Problem requirements: Reproduce each line from the records that holds "Venda".

____ Input rows

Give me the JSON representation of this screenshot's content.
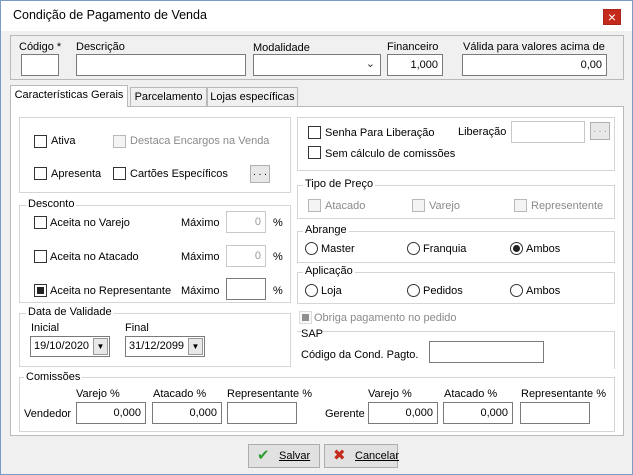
{
  "window": {
    "title": "Condição de Pagamento de Venda",
    "close_glyph": "×"
  },
  "header": {
    "codigo_label": "Código *",
    "codigo_value": "",
    "descricao_label": "Descrição",
    "descricao_value": "",
    "modalidade_label": "Modalidade",
    "modalidade_value": "",
    "financeiro_label": "Financeiro",
    "financeiro_value": "1,000",
    "valida_label": "Válida para valores acima de",
    "valida_value": "0,00"
  },
  "tabs": [
    {
      "label": "Características Gerais",
      "active": true
    },
    {
      "label": "Parcelamento",
      "active": false
    },
    {
      "label": "Lojas específicas",
      "active": false
    }
  ],
  "general": {
    "ativa_label": "Ativa",
    "ativa_checked": false,
    "destaca_label": "Destaca  Encargos na Venda",
    "apresenta_label": "Apresenta",
    "cartoes_label": "Cartões Específicos",
    "dots_label": ". . ."
  },
  "desconto": {
    "title": "Desconto",
    "maximo_label": "Máximo",
    "percent": "%",
    "rows": [
      {
        "label": "Aceita no Varejo",
        "checked": false,
        "value": "0"
      },
      {
        "label": "Aceita no Atacado",
        "checked": false,
        "value": "0"
      },
      {
        "label": "Aceita no Representante",
        "checked": true,
        "value": ""
      }
    ]
  },
  "validade": {
    "title": "Data de Validade",
    "inicial_label": "Inicial",
    "inicial_value": "19/10/2020",
    "final_label": "Final",
    "final_value": "31/12/2099",
    "dropdown_glyph": "▼"
  },
  "liberacao": {
    "senha_label": "Senha Para Liberação",
    "sem_calculo_label": "Sem cálculo de comissões",
    "liberacao_label": "Liberação",
    "liberacao_value": "",
    "dots_label": ". . ."
  },
  "tipo_preco": {
    "title": "Tipo de Preço",
    "options": [
      "Atacado",
      "Varejo",
      "Representente"
    ]
  },
  "abrange": {
    "title": "Abrange",
    "options": [
      "Master",
      "Franquia",
      "Ambos"
    ],
    "selected": "Ambos"
  },
  "aplicacao": {
    "title": "Aplicação",
    "options": [
      "Loja",
      "Pedidos",
      "Ambos"
    ],
    "selected": ""
  },
  "obriga": {
    "label": "Obriga pagamento no pedido"
  },
  "sap": {
    "title": "SAP",
    "codigo_label": "Código da Cond. Pagto.",
    "codigo_value": ""
  },
  "comissoes": {
    "title": "Comissões",
    "vendedor_label": "Vendedor",
    "gerente_label": "Gerente",
    "varejo_label": "Varejo %",
    "atacado_label": "Atacado %",
    "representante_label": "Representante %",
    "vendedor": {
      "varejo": "0,000",
      "atacado": "0,000",
      "representante": ""
    },
    "gerente": {
      "varejo": "0,000",
      "atacado": "0,000",
      "representante": ""
    }
  },
  "buttons": {
    "salvar": "Salvar",
    "cancelar": "Cancelar",
    "salvar_icon": "check-icon",
    "cancelar_icon": "x-icon"
  },
  "colors": {
    "check_green": "#2e9e2e",
    "cancel_red": "#c42b1c",
    "close_red": "#c42b1c"
  }
}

________

Solution for this exercise:
    "title": "Condição de Pagamento de Venda",
    "destaca_label": "Destaca  Encargos na Venda",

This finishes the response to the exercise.